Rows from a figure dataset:
- - - - -

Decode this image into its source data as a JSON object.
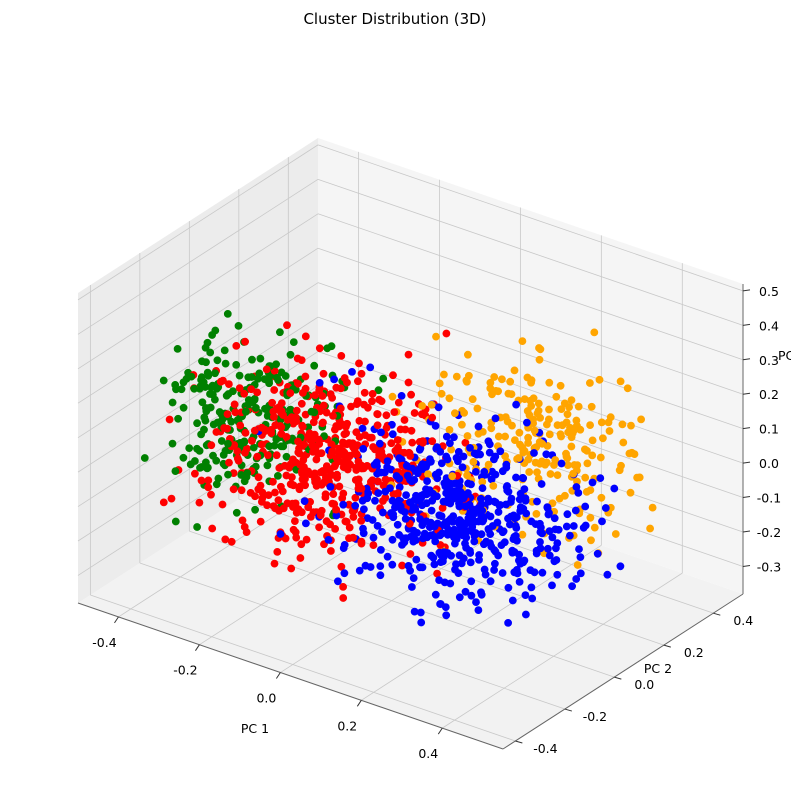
{
  "chart_data": {
    "type": "scatter",
    "projection": "3d",
    "title": "Cluster Distribution (3D)",
    "xlabel": "PC 1",
    "ylabel": "PC 2",
    "zlabel": "PC",
    "xlim": [
      -0.5,
      0.55
    ],
    "ylim": [
      -0.45,
      0.52
    ],
    "zlim": [
      -0.38,
      0.52
    ],
    "xticks": [
      "-0.4",
      "-0.2",
      "0.0",
      "0.2",
      "0.4"
    ],
    "yticks": [
      "-0.4",
      "-0.2",
      "0.0",
      "0.2",
      "0.4"
    ],
    "zticks": [
      "-0.3",
      "-0.2",
      "-0.1",
      "0.0",
      "0.1",
      "0.2",
      "0.3",
      "0.4",
      "0.5"
    ],
    "xtick_values": [
      -0.4,
      -0.2,
      0.0,
      0.2,
      0.4
    ],
    "ytick_values": [
      -0.4,
      -0.2,
      0.0,
      0.2,
      0.4
    ],
    "ztick_values": [
      -0.3,
      -0.2,
      -0.1,
      0.0,
      0.1,
      0.2,
      0.3,
      0.4,
      0.5
    ],
    "grid": true,
    "legend": "none",
    "series": [
      {
        "color": "#008000",
        "center": [
          -0.32,
          -0.05,
          0.05
        ],
        "spread": [
          0.09,
          0.1,
          0.11
        ],
        "count": 260,
        "seed": 11
      },
      {
        "color": "#ff0000",
        "center": [
          -0.13,
          -0.08,
          0.02
        ],
        "spread": [
          0.12,
          0.12,
          0.12
        ],
        "count": 520,
        "seed": 23
      },
      {
        "color": "#ffa500",
        "center": [
          0.22,
          0.22,
          0.05
        ],
        "spread": [
          0.12,
          0.12,
          0.1
        ],
        "count": 240,
        "seed": 37
      },
      {
        "color": "#0000ff",
        "center": [
          0.2,
          -0.05,
          -0.02
        ],
        "spread": [
          0.14,
          0.13,
          0.1
        ],
        "count": 520,
        "seed": 53
      }
    ]
  }
}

- - - - -

Aim of the task -> Pictures excluded, quote all the data above exactly.

Written answer ->
Decode this image into its source data as a JSON object.
{
  "chart_data": {
    "type": "scatter",
    "projection": "3d",
    "title": "Cluster Distribution (3D)",
    "xlabel": "PC 1",
    "ylabel": "PC 2",
    "zlabel": "PC",
    "xlim": [
      -0.5,
      0.55
    ],
    "ylim": [
      -0.45,
      0.52
    ],
    "zlim": [
      -0.38,
      0.52
    ],
    "xticks": [
      "-0.4",
      "-0.2",
      "0.0",
      "0.2",
      "0.4"
    ],
    "yticks": [
      "-0.4",
      "-0.2",
      "0.0",
      "0.2",
      "0.4"
    ],
    "zticks": [
      "-0.3",
      "-0.2",
      "-0.1",
      "0.0",
      "0.1",
      "0.2",
      "0.3",
      "0.4",
      "0.5"
    ],
    "xtick_values": [
      -0.4,
      -0.2,
      0.0,
      0.2,
      0.4
    ],
    "ytick_values": [
      -0.4,
      -0.2,
      0.0,
      0.2,
      0.4
    ],
    "ztick_values": [
      -0.3,
      -0.2,
      -0.1,
      0.0,
      0.1,
      0.2,
      0.3,
      0.4,
      0.5
    ],
    "grid": true,
    "legend": "none",
    "series": [
      {
        "color": "#008000",
        "center": [
          -0.32,
          -0.05,
          0.05
        ],
        "spread": [
          0.09,
          0.1,
          0.11
        ],
        "count": 260,
        "seed": 11
      },
      {
        "color": "#ff0000",
        "center": [
          -0.13,
          -0.08,
          0.02
        ],
        "spread": [
          0.12,
          0.12,
          0.12
        ],
        "count": 520,
        "seed": 23
      },
      {
        "color": "#ffa500",
        "center": [
          0.22,
          0.22,
          0.05
        ],
        "spread": [
          0.12,
          0.12,
          0.1
        ],
        "count": 240,
        "seed": 37
      },
      {
        "color": "#0000ff",
        "center": [
          0.2,
          -0.05,
          -0.02
        ],
        "spread": [
          0.14,
          0.13,
          0.1
        ],
        "count": 520,
        "seed": 53
      }
    ]
  }
}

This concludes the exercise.